China’s Growing Economic Role in Africa
Findings and policy implications of the AERC China-Africa economic relations project¹
How should Africa engage strategically with China to take maximum advantage of the opportunities and confront the challenges posed by the rapidly expanding economic role of China in Africa? That was the key research question of the recent AERC China-Africa project. The studies focused on trade, investment and aid.
African countries should establish trade complementarities with China and seek to establish a trade agreement with preferential market access to China. In order to gain preferential access to the Chinese market, African countries should leverage Chinese FDI. This should go along with the implementation of export promotion policies and programs necessary to increase and retain competitiveness of manufactured exports.
Chinese investments and construction projects should be required to utilize local labor and other inputs. Appropriate incentive schemes and support by national governments that promote joint ventures and encourage sub-contracting to local firms are also needed. Only investments projects that will enhance national economies should be sought.

++++++++++

#### WHAT TO PRODUCE
Continue the text on China's economic role in Africa from its last sentence. The entries have nothing to do with this.

#### DATASET EXTRACT
++++++++++

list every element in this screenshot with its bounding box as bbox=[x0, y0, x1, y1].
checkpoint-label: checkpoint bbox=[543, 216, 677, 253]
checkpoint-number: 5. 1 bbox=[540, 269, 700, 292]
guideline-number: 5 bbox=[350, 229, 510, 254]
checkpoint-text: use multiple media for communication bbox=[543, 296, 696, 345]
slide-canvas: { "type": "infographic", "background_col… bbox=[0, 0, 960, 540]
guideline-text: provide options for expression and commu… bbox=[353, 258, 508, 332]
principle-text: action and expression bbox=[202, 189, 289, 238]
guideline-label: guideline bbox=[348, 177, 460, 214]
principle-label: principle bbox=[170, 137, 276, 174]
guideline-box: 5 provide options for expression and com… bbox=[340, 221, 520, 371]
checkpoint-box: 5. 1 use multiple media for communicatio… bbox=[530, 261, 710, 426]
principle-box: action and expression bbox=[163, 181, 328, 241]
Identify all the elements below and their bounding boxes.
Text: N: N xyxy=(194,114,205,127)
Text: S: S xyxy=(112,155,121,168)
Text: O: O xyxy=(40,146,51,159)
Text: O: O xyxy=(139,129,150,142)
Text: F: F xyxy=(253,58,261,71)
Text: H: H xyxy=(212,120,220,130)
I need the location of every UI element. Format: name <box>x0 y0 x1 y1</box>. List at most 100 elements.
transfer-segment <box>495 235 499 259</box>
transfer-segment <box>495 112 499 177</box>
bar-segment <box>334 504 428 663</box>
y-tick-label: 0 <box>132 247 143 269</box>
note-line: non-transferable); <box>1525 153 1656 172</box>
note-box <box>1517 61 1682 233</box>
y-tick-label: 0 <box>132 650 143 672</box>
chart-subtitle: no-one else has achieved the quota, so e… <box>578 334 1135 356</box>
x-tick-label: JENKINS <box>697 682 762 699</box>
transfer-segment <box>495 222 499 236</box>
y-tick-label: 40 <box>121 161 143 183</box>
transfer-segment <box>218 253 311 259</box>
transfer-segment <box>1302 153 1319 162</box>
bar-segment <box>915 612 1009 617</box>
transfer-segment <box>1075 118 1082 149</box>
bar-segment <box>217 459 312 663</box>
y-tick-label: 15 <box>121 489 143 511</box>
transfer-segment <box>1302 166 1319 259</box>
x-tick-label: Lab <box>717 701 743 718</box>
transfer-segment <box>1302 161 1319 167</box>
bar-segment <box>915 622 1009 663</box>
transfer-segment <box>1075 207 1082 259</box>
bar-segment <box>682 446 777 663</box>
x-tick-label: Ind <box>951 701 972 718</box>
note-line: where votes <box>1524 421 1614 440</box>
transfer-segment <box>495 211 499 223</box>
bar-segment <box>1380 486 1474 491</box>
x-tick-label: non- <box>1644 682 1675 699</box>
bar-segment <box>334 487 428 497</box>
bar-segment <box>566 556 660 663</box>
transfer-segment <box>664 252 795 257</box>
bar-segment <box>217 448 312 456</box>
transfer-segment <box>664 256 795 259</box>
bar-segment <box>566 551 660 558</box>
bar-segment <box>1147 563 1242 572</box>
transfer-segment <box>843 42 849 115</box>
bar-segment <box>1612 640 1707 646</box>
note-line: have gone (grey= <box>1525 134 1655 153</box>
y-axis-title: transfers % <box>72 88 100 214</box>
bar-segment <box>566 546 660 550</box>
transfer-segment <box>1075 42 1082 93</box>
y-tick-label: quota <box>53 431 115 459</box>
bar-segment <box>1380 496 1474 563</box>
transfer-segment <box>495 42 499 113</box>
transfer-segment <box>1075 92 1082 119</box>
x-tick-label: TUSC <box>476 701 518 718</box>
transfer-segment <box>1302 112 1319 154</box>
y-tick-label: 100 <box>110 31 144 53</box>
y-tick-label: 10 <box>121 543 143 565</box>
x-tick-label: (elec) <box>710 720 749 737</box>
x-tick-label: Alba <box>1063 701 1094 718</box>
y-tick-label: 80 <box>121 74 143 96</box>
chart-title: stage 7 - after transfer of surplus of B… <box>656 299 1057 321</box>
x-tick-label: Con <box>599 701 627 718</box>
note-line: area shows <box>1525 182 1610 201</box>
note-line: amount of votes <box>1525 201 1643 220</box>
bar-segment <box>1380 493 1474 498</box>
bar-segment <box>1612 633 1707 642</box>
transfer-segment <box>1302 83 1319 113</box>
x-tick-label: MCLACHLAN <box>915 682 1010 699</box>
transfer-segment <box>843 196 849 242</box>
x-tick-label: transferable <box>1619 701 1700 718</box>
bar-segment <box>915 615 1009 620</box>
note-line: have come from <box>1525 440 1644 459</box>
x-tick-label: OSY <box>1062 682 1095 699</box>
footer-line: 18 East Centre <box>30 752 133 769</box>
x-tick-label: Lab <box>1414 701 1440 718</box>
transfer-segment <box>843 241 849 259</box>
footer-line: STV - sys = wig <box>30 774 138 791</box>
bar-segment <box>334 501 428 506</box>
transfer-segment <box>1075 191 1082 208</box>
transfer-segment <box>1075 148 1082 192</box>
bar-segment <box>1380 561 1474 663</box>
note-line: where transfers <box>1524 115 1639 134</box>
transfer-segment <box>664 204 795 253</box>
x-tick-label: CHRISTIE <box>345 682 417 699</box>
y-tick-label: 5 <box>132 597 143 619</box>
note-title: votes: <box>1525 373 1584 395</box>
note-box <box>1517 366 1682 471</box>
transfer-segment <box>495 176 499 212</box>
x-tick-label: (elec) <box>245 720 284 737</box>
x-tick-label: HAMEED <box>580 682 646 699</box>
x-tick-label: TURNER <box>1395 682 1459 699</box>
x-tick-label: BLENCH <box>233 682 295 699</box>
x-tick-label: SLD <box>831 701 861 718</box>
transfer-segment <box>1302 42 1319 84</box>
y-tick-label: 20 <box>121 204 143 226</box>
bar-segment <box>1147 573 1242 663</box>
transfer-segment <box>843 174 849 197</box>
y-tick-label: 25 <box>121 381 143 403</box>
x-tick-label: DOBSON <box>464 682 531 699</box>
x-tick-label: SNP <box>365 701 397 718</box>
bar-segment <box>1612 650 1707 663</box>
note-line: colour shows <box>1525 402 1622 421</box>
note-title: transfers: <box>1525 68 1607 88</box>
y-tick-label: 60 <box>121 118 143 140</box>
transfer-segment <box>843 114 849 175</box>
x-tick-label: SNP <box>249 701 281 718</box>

++++++++++

#### RESULT
African countries should negotiate better terms for aid delivery to promote partnership between Chinese companies and their domestic counterparts, increase local sourcing of inputs and enhance outsourcing arrangements including subcontracting with local entrepreneurs. Where and when local capacity does not exist, China should be encouraged to incorporate initiatives to build local capacity as part of the aid package.
Introduction
The spectacularly rapid and sustained expansion of the giant economy of China has been associated with intensified economic relations with Sub-Saharan African (SSA) countries. These twin developments are, in turn, associated with both opportunities and challenges for African countries.
The AERC China-Africa project aimed to enhance the understanding of these relationships, and the opportunities and challenges for the development prospects of the African countries, as well as an articulation of the policy measures that individual African countries may consider in this regard. Twenty one scoping studies were commissioned to determine the size, structure and significance of Chinese relations with African countries and to provide a reliable basis for the selection of countries where specific in-depth case studies could be conducted.
The research question was how to engage strategically with China with a view to taking maximum advantage of the opportunities presented by China and confront the challenges the phenomenon poses to African countries. Thus, the approach was to conduct studies that would inform the strategies and policies that specific African countries can consider in their relations with China.
All the 21 scoping studies and 20 in-depth studies used both quantitative and qualitative methods of analysis such as a descriptive statistics, simulations, and case studies of particular firms. The data was largely obtained from discussions with key informants, official documents, theoretical literature, as well as critiques and discussion papers from a number of sources including the media.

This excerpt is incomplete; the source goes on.